Scan the data below and pick out the lines containing the word "photo".

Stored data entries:
** Start **

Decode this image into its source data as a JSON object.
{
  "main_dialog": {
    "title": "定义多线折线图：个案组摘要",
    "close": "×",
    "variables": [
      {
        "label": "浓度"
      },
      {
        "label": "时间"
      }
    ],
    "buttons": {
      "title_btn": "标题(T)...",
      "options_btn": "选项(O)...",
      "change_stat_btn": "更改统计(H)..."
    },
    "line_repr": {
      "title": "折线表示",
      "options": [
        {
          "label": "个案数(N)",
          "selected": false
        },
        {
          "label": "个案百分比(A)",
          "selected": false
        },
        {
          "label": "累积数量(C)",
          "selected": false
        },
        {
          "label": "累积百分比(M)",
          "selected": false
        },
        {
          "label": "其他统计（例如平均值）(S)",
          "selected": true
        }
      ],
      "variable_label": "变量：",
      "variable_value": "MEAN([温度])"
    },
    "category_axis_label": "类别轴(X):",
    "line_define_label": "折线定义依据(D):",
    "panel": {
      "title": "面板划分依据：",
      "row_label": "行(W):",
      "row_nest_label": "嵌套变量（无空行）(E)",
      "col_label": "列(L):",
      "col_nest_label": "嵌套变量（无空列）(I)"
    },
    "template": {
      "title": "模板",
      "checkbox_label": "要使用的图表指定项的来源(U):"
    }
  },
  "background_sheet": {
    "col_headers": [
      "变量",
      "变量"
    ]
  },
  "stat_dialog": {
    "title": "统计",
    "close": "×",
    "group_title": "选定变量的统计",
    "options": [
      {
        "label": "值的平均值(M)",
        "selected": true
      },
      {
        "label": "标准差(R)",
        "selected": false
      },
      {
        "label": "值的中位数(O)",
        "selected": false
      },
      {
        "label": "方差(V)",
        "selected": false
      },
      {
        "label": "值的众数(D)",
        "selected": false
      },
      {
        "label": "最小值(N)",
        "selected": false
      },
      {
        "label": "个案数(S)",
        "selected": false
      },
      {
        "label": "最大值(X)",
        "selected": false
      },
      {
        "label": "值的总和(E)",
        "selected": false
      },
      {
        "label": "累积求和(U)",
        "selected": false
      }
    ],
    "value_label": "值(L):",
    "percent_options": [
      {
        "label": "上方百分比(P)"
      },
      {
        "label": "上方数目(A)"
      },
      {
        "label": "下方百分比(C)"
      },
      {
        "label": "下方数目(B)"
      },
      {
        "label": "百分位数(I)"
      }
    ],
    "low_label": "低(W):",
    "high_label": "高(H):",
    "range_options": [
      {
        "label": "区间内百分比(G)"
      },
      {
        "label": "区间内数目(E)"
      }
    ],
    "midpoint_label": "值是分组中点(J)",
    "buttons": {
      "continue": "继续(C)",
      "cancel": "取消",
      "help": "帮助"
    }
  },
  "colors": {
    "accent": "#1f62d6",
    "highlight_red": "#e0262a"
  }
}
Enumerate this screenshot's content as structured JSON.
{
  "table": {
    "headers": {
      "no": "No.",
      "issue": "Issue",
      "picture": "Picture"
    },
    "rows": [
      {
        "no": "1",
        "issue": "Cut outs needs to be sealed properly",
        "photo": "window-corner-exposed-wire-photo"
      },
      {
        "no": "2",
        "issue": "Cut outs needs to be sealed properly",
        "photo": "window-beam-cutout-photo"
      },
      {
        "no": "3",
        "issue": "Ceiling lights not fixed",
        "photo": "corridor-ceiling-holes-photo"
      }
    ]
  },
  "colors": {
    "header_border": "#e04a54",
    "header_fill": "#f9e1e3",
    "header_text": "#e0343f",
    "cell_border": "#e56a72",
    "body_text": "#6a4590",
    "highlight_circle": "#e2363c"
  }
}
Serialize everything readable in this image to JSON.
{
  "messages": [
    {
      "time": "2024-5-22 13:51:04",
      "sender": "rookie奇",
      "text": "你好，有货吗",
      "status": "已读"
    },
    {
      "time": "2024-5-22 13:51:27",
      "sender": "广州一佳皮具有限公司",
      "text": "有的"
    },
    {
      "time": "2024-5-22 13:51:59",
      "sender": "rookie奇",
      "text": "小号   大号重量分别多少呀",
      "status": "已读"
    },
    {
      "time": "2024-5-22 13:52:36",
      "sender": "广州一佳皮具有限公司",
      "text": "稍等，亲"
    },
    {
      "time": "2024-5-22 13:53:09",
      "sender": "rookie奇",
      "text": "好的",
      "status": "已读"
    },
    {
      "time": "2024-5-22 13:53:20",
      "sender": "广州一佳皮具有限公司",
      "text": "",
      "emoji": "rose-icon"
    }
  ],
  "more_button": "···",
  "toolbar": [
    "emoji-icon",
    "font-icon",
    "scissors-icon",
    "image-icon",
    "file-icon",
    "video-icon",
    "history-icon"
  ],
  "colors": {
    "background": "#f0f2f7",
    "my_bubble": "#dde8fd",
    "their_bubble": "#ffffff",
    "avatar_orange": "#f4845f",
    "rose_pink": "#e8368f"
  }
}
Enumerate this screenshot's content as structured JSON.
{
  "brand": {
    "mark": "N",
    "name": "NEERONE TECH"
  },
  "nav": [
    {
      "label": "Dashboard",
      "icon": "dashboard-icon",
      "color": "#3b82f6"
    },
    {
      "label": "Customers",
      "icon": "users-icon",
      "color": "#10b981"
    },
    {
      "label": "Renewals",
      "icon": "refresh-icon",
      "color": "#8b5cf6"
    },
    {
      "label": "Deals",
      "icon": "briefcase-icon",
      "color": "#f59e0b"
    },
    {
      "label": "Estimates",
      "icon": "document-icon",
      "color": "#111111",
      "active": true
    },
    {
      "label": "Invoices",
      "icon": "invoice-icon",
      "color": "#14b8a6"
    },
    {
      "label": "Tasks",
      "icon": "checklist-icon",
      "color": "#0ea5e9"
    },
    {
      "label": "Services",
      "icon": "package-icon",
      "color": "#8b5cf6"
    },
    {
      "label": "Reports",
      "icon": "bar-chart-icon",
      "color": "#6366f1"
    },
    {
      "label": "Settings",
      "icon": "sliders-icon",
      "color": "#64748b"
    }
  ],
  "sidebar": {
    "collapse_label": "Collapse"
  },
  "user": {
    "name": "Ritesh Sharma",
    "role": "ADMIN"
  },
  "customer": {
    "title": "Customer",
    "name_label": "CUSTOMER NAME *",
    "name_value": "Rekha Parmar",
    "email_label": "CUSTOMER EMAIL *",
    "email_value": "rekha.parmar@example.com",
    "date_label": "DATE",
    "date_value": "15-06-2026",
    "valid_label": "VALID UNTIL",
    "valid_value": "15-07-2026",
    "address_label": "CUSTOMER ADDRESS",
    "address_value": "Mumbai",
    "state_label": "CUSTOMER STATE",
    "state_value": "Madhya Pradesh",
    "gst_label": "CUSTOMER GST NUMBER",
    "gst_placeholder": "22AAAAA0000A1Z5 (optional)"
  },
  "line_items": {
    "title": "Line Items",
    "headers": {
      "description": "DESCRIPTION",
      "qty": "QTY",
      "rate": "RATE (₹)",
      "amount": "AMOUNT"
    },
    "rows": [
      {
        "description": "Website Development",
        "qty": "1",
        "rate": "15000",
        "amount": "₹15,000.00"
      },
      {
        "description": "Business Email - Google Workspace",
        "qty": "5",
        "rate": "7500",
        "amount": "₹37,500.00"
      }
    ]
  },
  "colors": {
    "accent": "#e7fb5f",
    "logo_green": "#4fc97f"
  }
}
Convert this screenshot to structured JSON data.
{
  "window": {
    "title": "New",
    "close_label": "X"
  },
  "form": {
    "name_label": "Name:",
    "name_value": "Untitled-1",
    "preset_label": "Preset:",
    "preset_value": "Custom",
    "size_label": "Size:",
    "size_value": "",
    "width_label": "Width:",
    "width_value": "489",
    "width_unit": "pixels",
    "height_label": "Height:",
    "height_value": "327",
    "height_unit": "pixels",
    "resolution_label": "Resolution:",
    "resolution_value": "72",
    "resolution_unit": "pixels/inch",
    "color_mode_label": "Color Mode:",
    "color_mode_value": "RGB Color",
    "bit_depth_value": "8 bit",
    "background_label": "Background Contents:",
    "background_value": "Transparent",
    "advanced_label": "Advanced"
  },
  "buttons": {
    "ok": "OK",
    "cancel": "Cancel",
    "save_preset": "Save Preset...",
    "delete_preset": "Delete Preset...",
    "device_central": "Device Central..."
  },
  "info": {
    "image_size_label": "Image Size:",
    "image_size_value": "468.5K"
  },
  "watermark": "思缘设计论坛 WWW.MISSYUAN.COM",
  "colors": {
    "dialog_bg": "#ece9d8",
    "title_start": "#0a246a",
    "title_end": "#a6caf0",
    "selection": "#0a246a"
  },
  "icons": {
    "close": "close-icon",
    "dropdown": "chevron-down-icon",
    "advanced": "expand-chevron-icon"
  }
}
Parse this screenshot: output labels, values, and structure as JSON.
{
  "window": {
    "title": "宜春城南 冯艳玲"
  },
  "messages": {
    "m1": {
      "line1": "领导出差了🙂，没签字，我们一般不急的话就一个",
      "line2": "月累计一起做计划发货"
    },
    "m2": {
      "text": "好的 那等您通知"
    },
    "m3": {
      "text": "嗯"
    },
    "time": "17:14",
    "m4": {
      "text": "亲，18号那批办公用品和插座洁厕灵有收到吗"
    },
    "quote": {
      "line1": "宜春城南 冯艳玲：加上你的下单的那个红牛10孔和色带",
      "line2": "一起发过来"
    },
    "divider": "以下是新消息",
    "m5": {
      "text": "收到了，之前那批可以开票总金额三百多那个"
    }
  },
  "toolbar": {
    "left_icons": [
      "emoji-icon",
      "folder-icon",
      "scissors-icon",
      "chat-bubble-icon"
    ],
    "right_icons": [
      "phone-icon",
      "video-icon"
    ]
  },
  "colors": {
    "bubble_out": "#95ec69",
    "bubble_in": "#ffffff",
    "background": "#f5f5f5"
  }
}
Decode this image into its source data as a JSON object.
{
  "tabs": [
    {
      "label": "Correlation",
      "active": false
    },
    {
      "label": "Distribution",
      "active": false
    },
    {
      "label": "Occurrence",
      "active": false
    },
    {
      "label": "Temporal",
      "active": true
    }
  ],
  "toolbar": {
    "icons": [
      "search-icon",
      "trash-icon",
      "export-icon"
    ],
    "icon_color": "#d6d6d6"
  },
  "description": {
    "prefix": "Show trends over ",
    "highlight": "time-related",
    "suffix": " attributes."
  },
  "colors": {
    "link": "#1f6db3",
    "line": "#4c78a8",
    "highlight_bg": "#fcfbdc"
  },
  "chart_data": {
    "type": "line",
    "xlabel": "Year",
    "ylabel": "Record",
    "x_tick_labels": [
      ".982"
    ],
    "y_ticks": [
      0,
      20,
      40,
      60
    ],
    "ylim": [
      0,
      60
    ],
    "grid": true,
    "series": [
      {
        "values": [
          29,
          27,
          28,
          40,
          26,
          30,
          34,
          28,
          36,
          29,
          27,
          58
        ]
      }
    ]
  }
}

** End **

**The completed task**
        "photo": "window-corner-exposed-wire-photo"
        "photo": "window-beam-cutout-photo"
        "photo": "corridor-ceiling-holes-photo"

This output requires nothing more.